Passage to read:
* BEGIN *
Guest ReFab: Silver Leaf DIY {Elaine Luther Art} | the ReFab Diaries

It's been a while since I published a full guest tutorial, so without further ado, meet Elaine Luther! Elaine is a local (Forest Park) artistjeweler, blogger and busy mom. She is currently exhibiting for Women's History month at the Chicago Public Library's West Englewood branch. 

The exhibit, titled Our Ladies of Perpetual Housework, is a collection of assemblage sculptures honoring the neverending work of, well, all of us trying to keep a home (and a life) ticking over every day. The collection is on show through March 31, 2014. Read more about the exhibit here. Then take a look at the prints on sale at Redbubble.

photo credit:  David Pierini
Elaine works a lot with metal, not just in her jewelry making but also her art. So it's fitting that this tutorial involves silver. Silver leaf, to be exact. This is a great technique for giving new life to old wood pieces. In this case, picture frames. Enjoy!
* END *
Data entries:
* BEGIN *
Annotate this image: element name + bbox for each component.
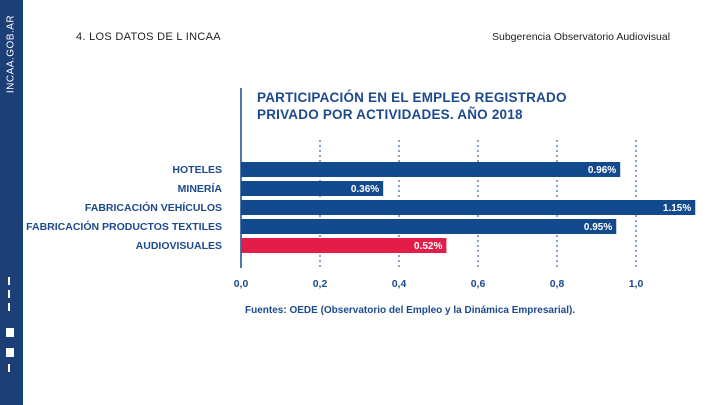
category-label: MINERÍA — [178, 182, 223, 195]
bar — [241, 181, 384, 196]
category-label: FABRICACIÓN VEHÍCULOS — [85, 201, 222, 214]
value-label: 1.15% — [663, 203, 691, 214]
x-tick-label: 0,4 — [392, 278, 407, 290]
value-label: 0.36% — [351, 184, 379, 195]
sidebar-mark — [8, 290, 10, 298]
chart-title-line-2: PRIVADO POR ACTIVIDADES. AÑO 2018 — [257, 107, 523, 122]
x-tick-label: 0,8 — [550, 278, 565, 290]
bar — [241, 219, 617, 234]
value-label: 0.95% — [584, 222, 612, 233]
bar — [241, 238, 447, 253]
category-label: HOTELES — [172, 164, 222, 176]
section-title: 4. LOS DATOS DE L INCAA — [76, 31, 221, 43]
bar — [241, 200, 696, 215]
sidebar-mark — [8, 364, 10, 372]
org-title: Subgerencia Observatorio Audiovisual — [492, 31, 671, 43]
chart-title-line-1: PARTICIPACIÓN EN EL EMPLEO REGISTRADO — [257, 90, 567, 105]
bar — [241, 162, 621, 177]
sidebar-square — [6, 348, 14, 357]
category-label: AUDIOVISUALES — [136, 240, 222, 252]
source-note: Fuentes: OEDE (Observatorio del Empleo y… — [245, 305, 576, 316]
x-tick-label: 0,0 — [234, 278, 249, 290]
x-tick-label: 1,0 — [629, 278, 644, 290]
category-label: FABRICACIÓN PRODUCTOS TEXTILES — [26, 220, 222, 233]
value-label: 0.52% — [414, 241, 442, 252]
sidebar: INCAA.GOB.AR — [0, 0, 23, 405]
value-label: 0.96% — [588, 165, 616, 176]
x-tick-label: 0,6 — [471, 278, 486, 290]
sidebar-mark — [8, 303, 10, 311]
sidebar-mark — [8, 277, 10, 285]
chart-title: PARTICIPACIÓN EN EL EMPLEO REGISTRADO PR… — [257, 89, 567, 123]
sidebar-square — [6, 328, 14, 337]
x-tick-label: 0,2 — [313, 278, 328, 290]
* END *
Your tasks:
- A) In the ReFab Diaries post, through what date is the collection on show?
- B) Reproduce the section of the ReFab Diaries post starting at "It's been a" and ending at "sale at Redbubble.".

Expected results:
- A) March 31, 2014.

- B)
It's been a while since I published a full guest tutorial, so without further ado, meet Elaine Luther! Elaine is a local (Forest Park) artistjeweler, blogger and busy mom. She is currently exhibiting for Women's History month at the Chicago Public Library's West Englewood branch. 

The exhibit, titled Our Ladies of Perpetual Housework, is a collection of assemblage sculptures honoring the neverending work of, well, all of us trying to keep a home (and a life) ticking over every day. The collection is on show through March 31, 2014. Read more about the exhibit here. Then take a look at the prints on sale at Redbubble.